(begin)

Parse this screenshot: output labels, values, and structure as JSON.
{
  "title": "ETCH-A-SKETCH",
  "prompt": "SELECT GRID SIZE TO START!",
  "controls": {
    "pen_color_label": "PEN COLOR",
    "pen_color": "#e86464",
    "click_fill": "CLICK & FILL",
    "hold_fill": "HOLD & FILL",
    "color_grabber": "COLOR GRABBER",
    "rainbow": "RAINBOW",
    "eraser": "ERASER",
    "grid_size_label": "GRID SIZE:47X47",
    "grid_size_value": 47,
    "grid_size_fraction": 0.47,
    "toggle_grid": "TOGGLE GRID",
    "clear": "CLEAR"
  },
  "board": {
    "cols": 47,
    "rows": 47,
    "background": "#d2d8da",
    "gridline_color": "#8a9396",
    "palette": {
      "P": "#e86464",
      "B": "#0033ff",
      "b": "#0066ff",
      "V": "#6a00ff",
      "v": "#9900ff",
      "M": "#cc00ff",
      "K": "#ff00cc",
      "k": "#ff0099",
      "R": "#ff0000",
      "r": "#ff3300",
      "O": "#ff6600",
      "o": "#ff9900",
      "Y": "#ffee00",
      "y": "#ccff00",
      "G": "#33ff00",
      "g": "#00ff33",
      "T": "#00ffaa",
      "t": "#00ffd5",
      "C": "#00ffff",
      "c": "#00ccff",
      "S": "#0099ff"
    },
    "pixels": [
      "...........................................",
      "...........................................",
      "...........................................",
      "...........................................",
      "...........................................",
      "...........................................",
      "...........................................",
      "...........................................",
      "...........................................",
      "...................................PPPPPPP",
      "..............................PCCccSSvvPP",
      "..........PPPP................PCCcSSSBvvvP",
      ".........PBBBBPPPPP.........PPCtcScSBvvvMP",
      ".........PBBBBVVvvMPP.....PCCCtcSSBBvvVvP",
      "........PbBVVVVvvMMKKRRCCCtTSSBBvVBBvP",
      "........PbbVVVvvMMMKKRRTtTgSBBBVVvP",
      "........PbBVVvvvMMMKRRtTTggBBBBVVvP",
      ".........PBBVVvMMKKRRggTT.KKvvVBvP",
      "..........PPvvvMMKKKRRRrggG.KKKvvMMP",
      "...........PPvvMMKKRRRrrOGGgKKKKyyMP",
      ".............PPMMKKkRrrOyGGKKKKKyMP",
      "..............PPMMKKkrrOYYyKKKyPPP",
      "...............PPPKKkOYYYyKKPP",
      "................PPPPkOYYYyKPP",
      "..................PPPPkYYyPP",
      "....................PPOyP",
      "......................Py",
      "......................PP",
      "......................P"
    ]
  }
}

(end)

Quote each line of the data above exactly as written.

Parse this screenshot: output labels, values, and structure as JSON.
{
  "title": "ETCH-A-SKETCH",
  "prompt": "SELECT GRID SIZE TO START!",
  "controls": {
    "pen_color_label": "PEN COLOR",
    "pen_color": "#e86464",
    "click_fill": "CLICK & FILL",
    "hold_fill": "HOLD & FILL",
    "color_grabber": "COLOR GRABBER",
    "rainbow": "RAINBOW",
    "eraser": "ERASER",
    "grid_size_label": "GRID SIZE:47X47",
    "grid_size_value": 47,
    "grid_size_fraction": 0.47,
    "toggle_grid": "TOGGLE GRID",
    "clear": "CLEAR"
  },
  "board": {
    "cols": 47,
    "rows": 47,
    "background": "#d2d8da",
    "gridline_color": "#8a9396",
    "palette": {
      "P": "#e86464",
      "B": "#0033ff",
      "b": "#0066ff",
      "V": "#6a00ff",
      "v": "#9900ff",
      "M": "#cc00ff",
      "K": "#ff00cc",
      "k": "#ff0099",
      "R": "#ff0000",
      "r": "#ff3300",
      "O": "#ff6600",
      "o": "#ff9900",
      "Y": "#ffee00",
      "y": "#ccff00",
      "G": "#33ff00",
      "g": "#00ff33",
      "T": "#00ffaa",
      "t": "#00ffd5",
      "C": "#00ffff",
      "c": "#00ccff",
      "S": "#0099ff"
    },
    "pixels": [
      "...........................................",
      "...........................................",
      "...........................................",
      "...........................................",
      "...........................................",
      "...........................................",
      "...........................................",
      "...........................................",
      "...........................................",
      "...................................PPPPPPP",
      "..............................PCCccSSvvPP",
      "..........PPPP................PCCcSSSBvvvP",
      ".........PBBBBPPPPP.........PPCtcScSBvvvMP",
      ".........PBBBBVVvvMPP.....PCCCtcSSBBvvVvP",
      "........PbBVVVVvvMMKKRRCCCtTSSBBvVBBvP",
      "........PbbVVVvvMMMKKRRTtTgSBBBVVvP",
      "........PbBVVvvvMMMKRRtTTggBBBBVVvP",
      ".........PBBVVvMMKKRRggTT.KKvvVBvP",
      "..........PPvvvMMKKKRRRrggG.KKKvvMMP",
      "...........PPvvMMKKRRRrrOGGgKKKKyyMP",
      ".............PPMMKKkRrrOyGGKKKKKyMP",
      "..............PPMMKKkrrOYYyKKKyPPP",
      "...............PPPKKkOYYYyKKPP",
      "................PPPPkOYYYyKPP",
      "..................PPPPkYYyPP",
      "....................PPOyP",
      "......................Py",
      "......................PP",
      "......................P"
    ]
  }
}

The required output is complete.